Leaving the pictures aside, transcribe every line below exactly.

====== STORED DATA ======

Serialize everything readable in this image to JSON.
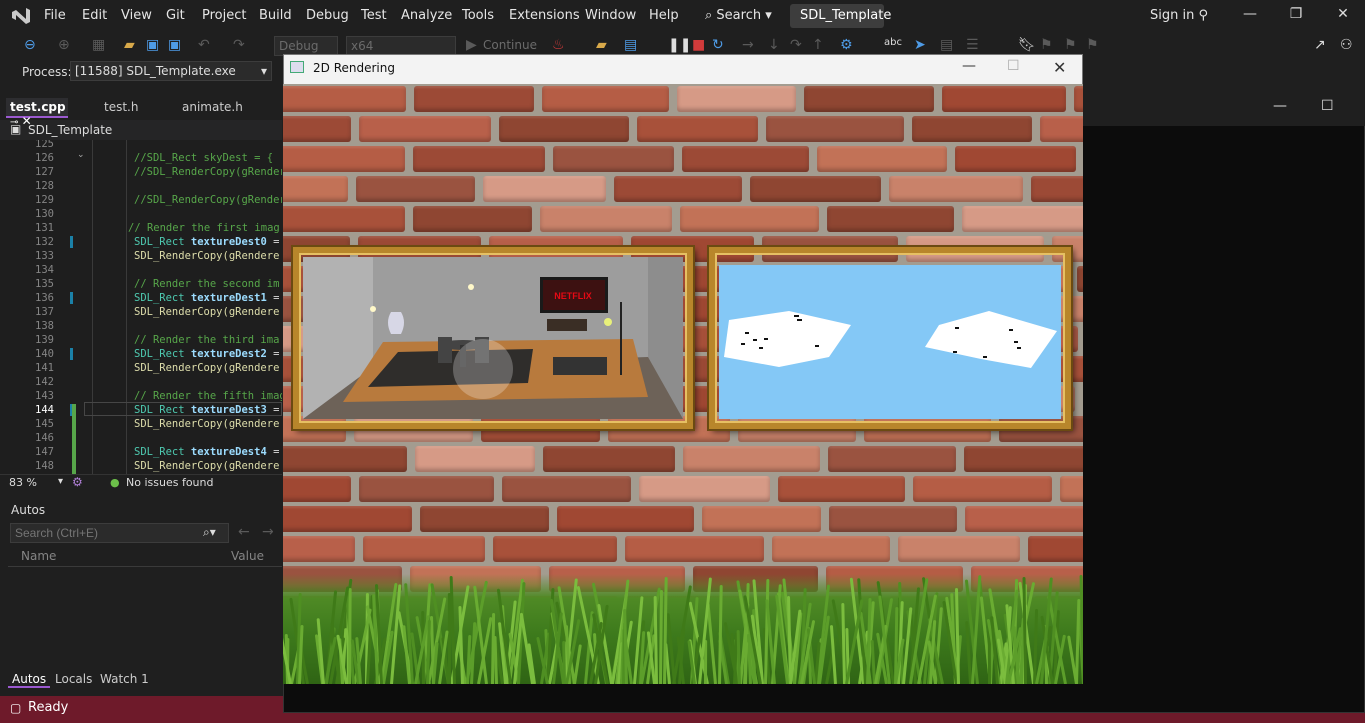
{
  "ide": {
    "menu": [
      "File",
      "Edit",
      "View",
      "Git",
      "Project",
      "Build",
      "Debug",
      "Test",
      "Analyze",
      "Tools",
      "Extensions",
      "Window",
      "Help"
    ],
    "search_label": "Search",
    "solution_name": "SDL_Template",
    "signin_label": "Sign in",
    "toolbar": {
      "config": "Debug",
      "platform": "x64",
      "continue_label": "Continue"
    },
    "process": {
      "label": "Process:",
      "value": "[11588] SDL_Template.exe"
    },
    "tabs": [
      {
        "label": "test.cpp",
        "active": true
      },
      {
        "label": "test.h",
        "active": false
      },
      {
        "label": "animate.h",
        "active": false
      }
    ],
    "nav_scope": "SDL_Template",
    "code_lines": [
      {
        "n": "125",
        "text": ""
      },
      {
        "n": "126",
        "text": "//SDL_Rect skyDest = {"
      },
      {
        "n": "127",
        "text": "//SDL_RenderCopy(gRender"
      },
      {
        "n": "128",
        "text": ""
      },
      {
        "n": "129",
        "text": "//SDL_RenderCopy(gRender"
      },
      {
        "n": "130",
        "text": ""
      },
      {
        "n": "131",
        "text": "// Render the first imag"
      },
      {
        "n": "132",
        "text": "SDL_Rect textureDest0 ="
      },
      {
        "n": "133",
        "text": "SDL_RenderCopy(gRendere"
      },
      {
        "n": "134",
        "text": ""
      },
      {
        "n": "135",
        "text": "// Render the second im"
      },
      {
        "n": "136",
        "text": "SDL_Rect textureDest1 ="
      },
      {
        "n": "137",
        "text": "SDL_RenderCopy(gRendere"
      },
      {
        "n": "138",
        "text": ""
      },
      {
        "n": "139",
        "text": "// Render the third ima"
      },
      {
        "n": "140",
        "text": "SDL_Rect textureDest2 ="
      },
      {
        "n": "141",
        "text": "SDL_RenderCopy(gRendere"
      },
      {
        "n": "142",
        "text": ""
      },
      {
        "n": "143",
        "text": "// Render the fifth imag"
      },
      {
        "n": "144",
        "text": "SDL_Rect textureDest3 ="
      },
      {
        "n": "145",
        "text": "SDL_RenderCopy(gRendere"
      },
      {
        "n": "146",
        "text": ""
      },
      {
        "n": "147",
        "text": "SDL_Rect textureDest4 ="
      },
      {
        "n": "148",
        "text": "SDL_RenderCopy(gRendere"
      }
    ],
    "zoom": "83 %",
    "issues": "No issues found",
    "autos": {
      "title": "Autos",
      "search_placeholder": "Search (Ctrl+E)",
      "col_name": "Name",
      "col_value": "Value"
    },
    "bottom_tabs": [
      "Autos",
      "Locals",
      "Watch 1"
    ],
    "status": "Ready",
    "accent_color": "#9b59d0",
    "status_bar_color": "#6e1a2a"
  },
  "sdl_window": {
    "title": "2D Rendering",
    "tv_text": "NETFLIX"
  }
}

======

FINISHED EXERCISE =
Serialize everything readable in this image to JSON.
{
  "ide": {
    "menu": [
      "File",
      "Edit",
      "View",
      "Git",
      "Project",
      "Build",
      "Debug",
      "Test",
      "Analyze",
      "Tools",
      "Extensions",
      "Window",
      "Help"
    ],
    "search_label": "Search",
    "solution_name": "SDL_Template",
    "signin_label": "Sign in",
    "toolbar": {
      "config": "Debug",
      "platform": "x64",
      "continue_label": "Continue"
    },
    "process": {
      "label": "Process:",
      "value": "[11588] SDL_Template.exe"
    },
    "tabs": [
      {
        "label": "test.cpp",
        "active": true
      },
      {
        "label": "test.h",
        "active": false
      },
      {
        "label": "animate.h",
        "active": false
      }
    ],
    "nav_scope": "SDL_Template",
    "code_lines": [
      {
        "n": "125",
        "text": ""
      },
      {
        "n": "126",
        "text": "//SDL_Rect skyDest = {"
      },
      {
        "n": "127",
        "text": "//SDL_RenderCopy(gRender"
      },
      {
        "n": "128",
        "text": ""
      },
      {
        "n": "129",
        "text": "//SDL_RenderCopy(gRender"
      },
      {
        "n": "130",
        "text": ""
      },
      {
        "n": "131",
        "text": "// Render the first imag"
      },
      {
        "n": "132",
        "text": "SDL_Rect textureDest0 ="
      },
      {
        "n": "133",
        "text": "SDL_RenderCopy(gRendere"
      },
      {
        "n": "134",
        "text": ""
      },
      {
        "n": "135",
        "text": "// Render the second im"
      },
      {
        "n": "136",
        "text": "SDL_Rect textureDest1 ="
      },
      {
        "n": "137",
        "text": "SDL_RenderCopy(gRendere"
      },
      {
        "n": "138",
        "text": ""
      },
      {
        "n": "139",
        "text": "// Render the third ima"
      },
      {
        "n": "140",
        "text": "SDL_Rect textureDest2 ="
      },
      {
        "n": "141",
        "text": "SDL_RenderCopy(gRendere"
      },
      {
        "n": "142",
        "text": ""
      },
      {
        "n": "143",
        "text": "// Render the fifth imag"
      },
      {
        "n": "144",
        "text": "SDL_Rect textureDest3 ="
      },
      {
        "n": "145",
        "text": "SDL_RenderCopy(gRendere"
      },
      {
        "n": "146",
        "text": ""
      },
      {
        "n": "147",
        "text": "SDL_Rect textureDest4 ="
      },
      {
        "n": "148",
        "text": "SDL_RenderCopy(gRendere"
      }
    ],
    "zoom": "83 %",
    "issues": "No issues found",
    "autos": {
      "title": "Autos",
      "search_placeholder": "Search (Ctrl+E)",
      "col_name": "Name",
      "col_value": "Value"
    },
    "bottom_tabs": [
      "Autos",
      "Locals",
      "Watch 1"
    ],
    "status": "Ready",
    "accent_color": "#9b59d0",
    "status_bar_color": "#6e1a2a"
  },
  "sdl_window": {
    "title": "2D Rendering",
    "tv_text": "NETFLIX"
  }
}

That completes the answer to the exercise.